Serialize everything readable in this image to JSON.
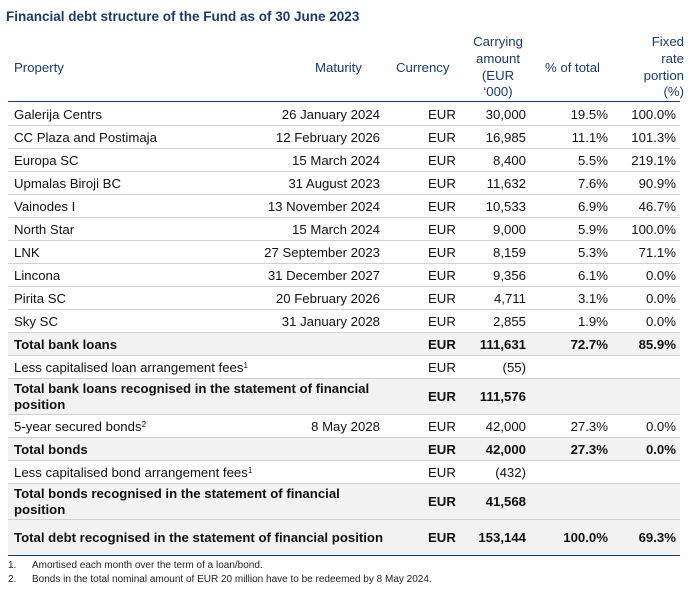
{
  "title": "Financial debt structure of the Fund as of 30 June 2023",
  "headers": {
    "property": "Property",
    "maturity": "Maturity",
    "currency": "Currency",
    "carrying": [
      "Carrying",
      "amount",
      "(EUR",
      "‘000)"
    ],
    "pct_total": "% of total",
    "fixed": [
      "Fixed",
      "rate",
      "portion",
      "(%)"
    ]
  },
  "rows": [
    {
      "property": "Galerija Centrs",
      "maturity": "26 January 2024",
      "currency": "EUR",
      "amount": "30,000",
      "pct": "19.5%",
      "fixed": "100.0%"
    },
    {
      "property": "CC Plaza and Postimaja",
      "maturity": "12 February 2026",
      "currency": "EUR",
      "amount": "16,985",
      "pct": "11.1%",
      "fixed": "101.3%"
    },
    {
      "property": "Europa SC",
      "maturity": "15 March 2024",
      "currency": "EUR",
      "amount": "8,400",
      "pct": "5.5%",
      "fixed": "219.1%"
    },
    {
      "property": "Upmalas Biroji BC",
      "maturity": "31 August 2023",
      "currency": "EUR",
      "amount": "11,632",
      "pct": "7.6%",
      "fixed": "90.9%"
    },
    {
      "property": "Vainodes I",
      "maturity": "13 November 2024",
      "currency": "EUR",
      "amount": "10,533",
      "pct": "6.9%",
      "fixed": "46.7%"
    },
    {
      "property": "North Star",
      "maturity": "15 March 2024",
      "currency": "EUR",
      "amount": "9,000",
      "pct": "5.9%",
      "fixed": "100.0%"
    },
    {
      "property": "LNK",
      "maturity": "27 September 2023",
      "currency": "EUR",
      "amount": "8,159",
      "pct": "5.3%",
      "fixed": "71.1%"
    },
    {
      "property": "Lincona",
      "maturity": "31 December 2027",
      "currency": "EUR",
      "amount": "9,356",
      "pct": "6.1%",
      "fixed": "0.0%"
    },
    {
      "property": "Pirita SC",
      "maturity": "20 February 2026",
      "currency": "EUR",
      "amount": "4,711",
      "pct": "3.1%",
      "fixed": "0.0%"
    },
    {
      "property": "Sky SC",
      "maturity": "31 January 2028",
      "currency": "EUR",
      "amount": "2,855",
      "pct": "1.9%",
      "fixed": "0.0%"
    },
    {
      "property": "Total bank loans",
      "maturity": "",
      "currency": "EUR",
      "amount": "111,631",
      "pct": "72.7%",
      "fixed": "85.9%"
    },
    {
      "property": "Less capitalised loan arrangement fees",
      "sup": "1",
      "maturity": "",
      "currency": "EUR",
      "amount": "(55)",
      "pct": "",
      "fixed": ""
    },
    {
      "property": "Total bank loans recognised in the statement of financial position",
      "maturity": "",
      "currency": "EUR",
      "amount": "111,576",
      "pct": "",
      "fixed": ""
    },
    {
      "property": "5-year secured bonds",
      "sup": "2",
      "maturity": "8 May 2028",
      "currency": "EUR",
      "amount": "42,000",
      "pct": "27.3%",
      "fixed": "0.0%"
    },
    {
      "property": "Total bonds",
      "maturity": "",
      "currency": "EUR",
      "amount": "42,000",
      "pct": "27.3%",
      "fixed": "0.0%"
    },
    {
      "property": "Less capitalised bond arrangement fees",
      "sup": "1",
      "maturity": "",
      "currency": "EUR",
      "amount": "(432)",
      "pct": "",
      "fixed": ""
    },
    {
      "property": "Total bonds recognised in the statement of financial position",
      "maturity": "",
      "currency": "EUR",
      "amount": "41,568",
      "pct": "",
      "fixed": ""
    },
    {
      "property": "Total debt recognised in the statement of financial position",
      "maturity": "",
      "currency": "EUR",
      "amount": "153,144",
      "pct": "100.0%",
      "fixed": "69.3%"
    }
  ],
  "notes": [
    {
      "num": "1.",
      "text": "Amortised each month over the term of a loan/bond."
    },
    {
      "num": "2.",
      "text": "Bonds in the total nominal amount of EUR 20 million have to be redeemed by 8 May 2024."
    }
  ]
}
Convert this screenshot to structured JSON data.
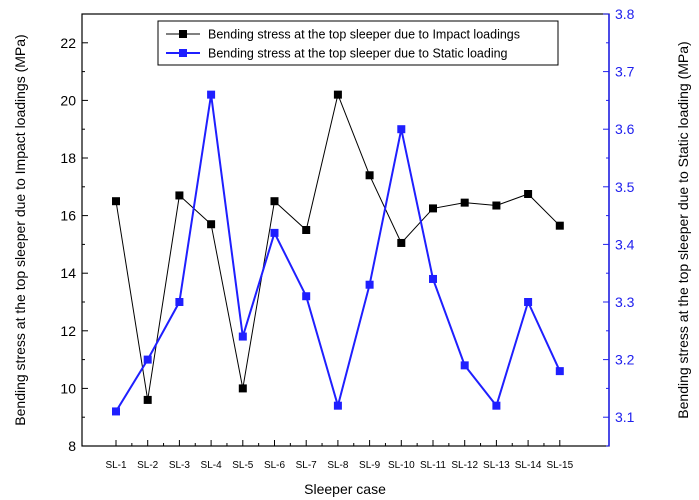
{
  "chart_data": {
    "type": "line",
    "categories": [
      "SL-1",
      "SL-2",
      "SL-3",
      "SL-4",
      "SL-5",
      "SL-6",
      "SL-7",
      "SL-8",
      "SL-9",
      "SL-10",
      "SL-11",
      "SL-12",
      "SL-13",
      "SL-14",
      "SL-15"
    ],
    "xlabel": "Sleeper case",
    "ylabel_left": "Bending stress at the top sleeper due to Impact loadings (MPa)",
    "ylabel_right": "Bending stress at the top sleeper due to Static loading (MPa)",
    "ylim_left": [
      8,
      23
    ],
    "ylim_right": [
      3.05,
      3.8
    ],
    "yticks_left": [
      "8",
      "10",
      "12",
      "14",
      "16",
      "18",
      "20",
      "22"
    ],
    "yticks_right": [
      "3.1",
      "3.2",
      "3.3",
      "3.4",
      "3.5",
      "3.6",
      "3.7",
      "3.8"
    ],
    "legend_position": "top-center",
    "grid": false,
    "series": [
      {
        "name": "Bending stress at the top sleeper due to Impact loadings",
        "axis": "left",
        "color": "#000000",
        "marker": "square",
        "values": [
          16.5,
          9.6,
          16.7,
          15.7,
          10.0,
          16.5,
          15.5,
          20.2,
          17.4,
          15.05,
          16.25,
          16.45,
          16.35,
          16.75,
          15.65
        ]
      },
      {
        "name": "Bending stress at the top sleeper due to Static loading",
        "axis": "right",
        "color": "#1f1fff",
        "marker": "square",
        "values": [
          3.11,
          3.2,
          3.3,
          3.66,
          3.24,
          3.42,
          3.31,
          3.12,
          3.33,
          3.6,
          3.34,
          3.19,
          3.12,
          3.3,
          3.18
        ]
      }
    ]
  }
}
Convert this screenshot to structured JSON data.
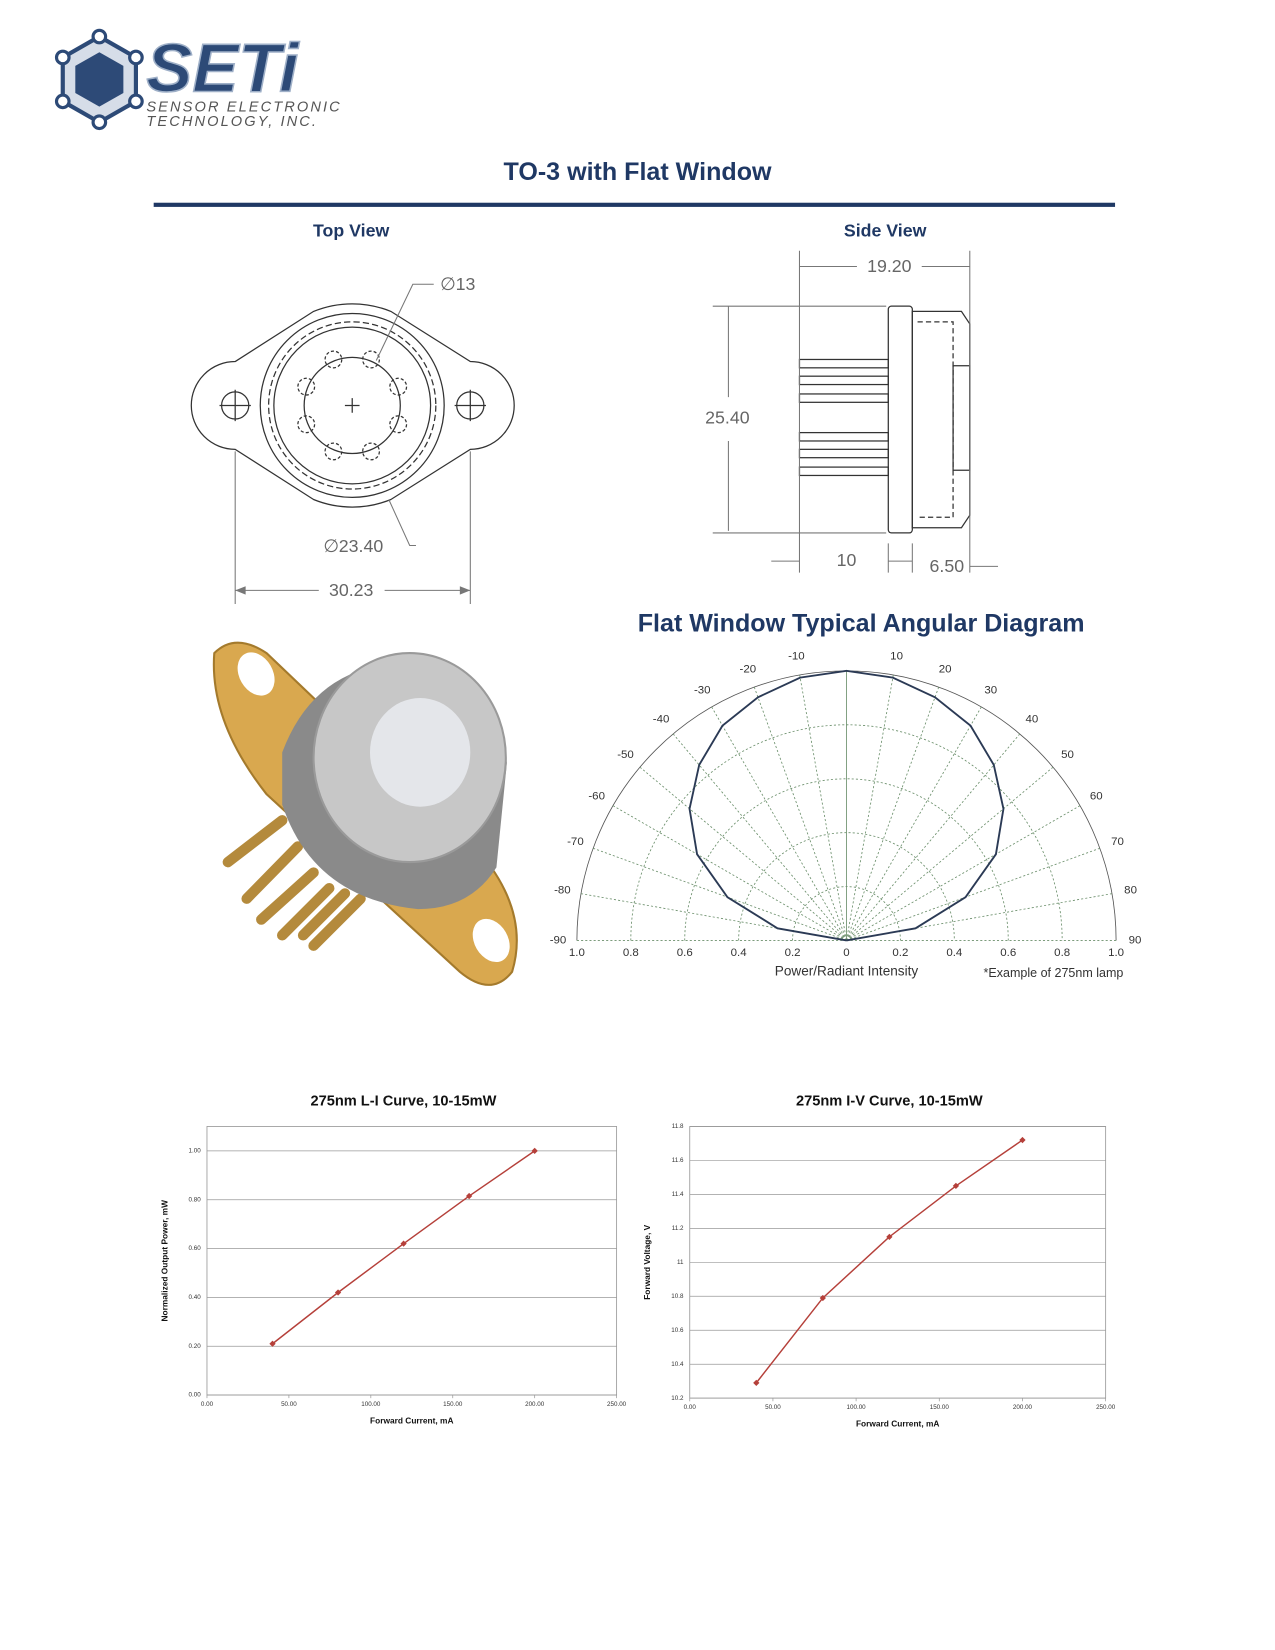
{
  "logo": {
    "name": "SETi",
    "line1": "Sensor Electronic",
    "line2": "Technology, Inc."
  },
  "title": "TO-3 with Flat Window",
  "top_view": {
    "title": "Top View",
    "window_diameter": "∅13",
    "cap_diameter": "∅23.40",
    "hole_spacing": "30.23"
  },
  "side_view": {
    "title": "Side View",
    "depth": "19.20",
    "height": "25.40",
    "pin_length": "10",
    "cap_height": "6.50"
  },
  "angular_diagram": {
    "title": "Flat Window Typical Angular Diagram",
    "angle_ticks": [
      -90,
      -80,
      -70,
      -60,
      -50,
      -40,
      -30,
      -20,
      -10,
      10,
      20,
      30,
      40,
      50,
      60,
      70,
      80,
      90
    ],
    "r_ticks": [
      {
        "value": 1,
        "label": "1.0"
      },
      0.8,
      0.6,
      0.4,
      0.2,
      0
    ],
    "angles": [
      -90,
      -80,
      -70,
      -60,
      -50,
      -40,
      -30,
      -20,
      -10,
      0,
      10,
      20,
      30,
      40,
      50,
      60,
      70,
      80,
      90
    ],
    "values": [
      0,
      0.26,
      0.47,
      0.64,
      0.76,
      0.85,
      0.92,
      0.96,
      0.99,
      1,
      0.99,
      0.96,
      0.92,
      0.85,
      0.76,
      0.64,
      0.47,
      0.26,
      0
    ],
    "color": "#2b3a55",
    "x_label": "Power/Radiant Intensity",
    "note": "*Example of 275nm lamp"
  },
  "li_curve": {
    "title": "275nm L-I Curve, 10-15mW",
    "x_label": "Forward Current, mA",
    "y_label": "Normalized Output Power, mW",
    "xlim": [
      0,
      250
    ],
    "ylim": [
      0,
      1.1
    ],
    "xticks": [
      {
        "value": 0,
        "label": "0.00"
      },
      {
        "value": 50,
        "label": "50.00"
      },
      {
        "value": 100,
        "label": "100.00"
      },
      {
        "value": 150,
        "label": "150.00"
      },
      {
        "value": 200,
        "label": "200.00"
      },
      {
        "value": 250,
        "label": "250.00"
      }
    ],
    "yticks": [
      {
        "value": 0,
        "label": "0.00"
      },
      {
        "value": 0.2,
        "label": "0.20"
      },
      {
        "value": 0.4,
        "label": "0.40"
      },
      {
        "value": 0.6,
        "label": "0.60"
      },
      {
        "value": 0.8,
        "label": "0.80"
      },
      {
        "value": 1,
        "label": "1.00"
      }
    ],
    "x": [
      40,
      80,
      120,
      160,
      200
    ],
    "y": [
      0.21,
      0.42,
      0.62,
      0.815,
      1.0
    ],
    "color": "#b5403a"
  },
  "iv_curve": {
    "title": "275nm I-V Curve, 10-15mW",
    "x_label": "Forward Current, mA",
    "y_label": "Forward Voltage, V",
    "xlim": [
      0,
      250
    ],
    "ylim": [
      10.2,
      11.8
    ],
    "xticks": [
      {
        "value": 0,
        "label": "0.00"
      },
      {
        "value": 50,
        "label": "50.00"
      },
      {
        "value": 100,
        "label": "100.00"
      },
      {
        "value": 150,
        "label": "150.00"
      },
      {
        "value": 200,
        "label": "200.00"
      },
      {
        "value": 250,
        "label": "250.00"
      }
    ],
    "yticks": [
      10.2,
      10.4,
      10.6,
      10.8,
      11,
      11.2,
      11.4,
      11.6,
      11.8
    ],
    "x": [
      40,
      80,
      120,
      160,
      200
    ],
    "y": [
      10.29,
      10.79,
      11.15,
      11.45,
      11.72
    ],
    "color": "#b5403a"
  }
}
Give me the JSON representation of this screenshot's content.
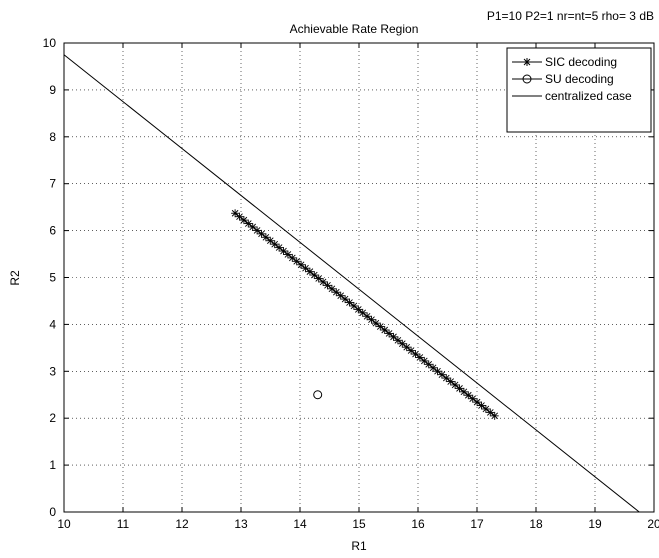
{
  "chart_data": {
    "type": "line",
    "title": "Achievable Rate Region",
    "subtitle": "P1=10 P2=1 nr=nt=5 rho= 3 dB",
    "xlabel": "R1",
    "ylabel": "R2",
    "xlim": [
      10,
      20
    ],
    "ylim": [
      0,
      10
    ],
    "xticks": [
      "10",
      "11",
      "12",
      "13",
      "14",
      "15",
      "16",
      "17",
      "18",
      "19",
      "20"
    ],
    "yticks": [
      "0",
      "1",
      "2",
      "3",
      "4",
      "5",
      "6",
      "7",
      "8",
      "9",
      "10"
    ],
    "grid": true,
    "legend_position": "top-right",
    "series": [
      {
        "name": "SIC decoding",
        "marker": "star",
        "line": "none",
        "x_start": 12.9,
        "y_start": 6.37,
        "x_end": 17.3,
        "y_end": 2.05,
        "points": 60
      },
      {
        "name": "SU decoding",
        "marker": "circle",
        "line": "none",
        "x": [
          14.3
        ],
        "y": [
          2.5
        ]
      },
      {
        "name": "centralized case",
        "marker": "none",
        "line": "solid",
        "x": [
          10,
          19.75
        ],
        "y": [
          9.75,
          0
        ]
      }
    ]
  }
}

==================================================

▶ **What you have to do**: Beginning with the line that holds "Give me the", extract every line to the end of the material, exactly as it stands, and drop the pictures.

▶ **Task result**:
Give me the JSON representation of this screenshot's content.
{
  "chart_data": {
    "type": "line",
    "title": "Achievable Rate Region",
    "subtitle": "P1=10 P2=1 nr=nt=5 rho= 3 dB",
    "xlabel": "R1",
    "ylabel": "R2",
    "xlim": [
      10,
      20
    ],
    "ylim": [
      0,
      10
    ],
    "xticks": [
      "10",
      "11",
      "12",
      "13",
      "14",
      "15",
      "16",
      "17",
      "18",
      "19",
      "20"
    ],
    "yticks": [
      "0",
      "1",
      "2",
      "3",
      "4",
      "5",
      "6",
      "7",
      "8",
      "9",
      "10"
    ],
    "grid": true,
    "legend_position": "top-right",
    "series": [
      {
        "name": "SIC decoding",
        "marker": "star",
        "line": "none",
        "x_start": 12.9,
        "y_start": 6.37,
        "x_end": 17.3,
        "y_end": 2.05,
        "points": 60
      },
      {
        "name": "SU decoding",
        "marker": "circle",
        "line": "none",
        "x": [
          14.3
        ],
        "y": [
          2.5
        ]
      },
      {
        "name": "centralized case",
        "marker": "none",
        "line": "solid",
        "x": [
          10,
          19.75
        ],
        "y": [
          9.75,
          0
        ]
      }
    ]
  }
}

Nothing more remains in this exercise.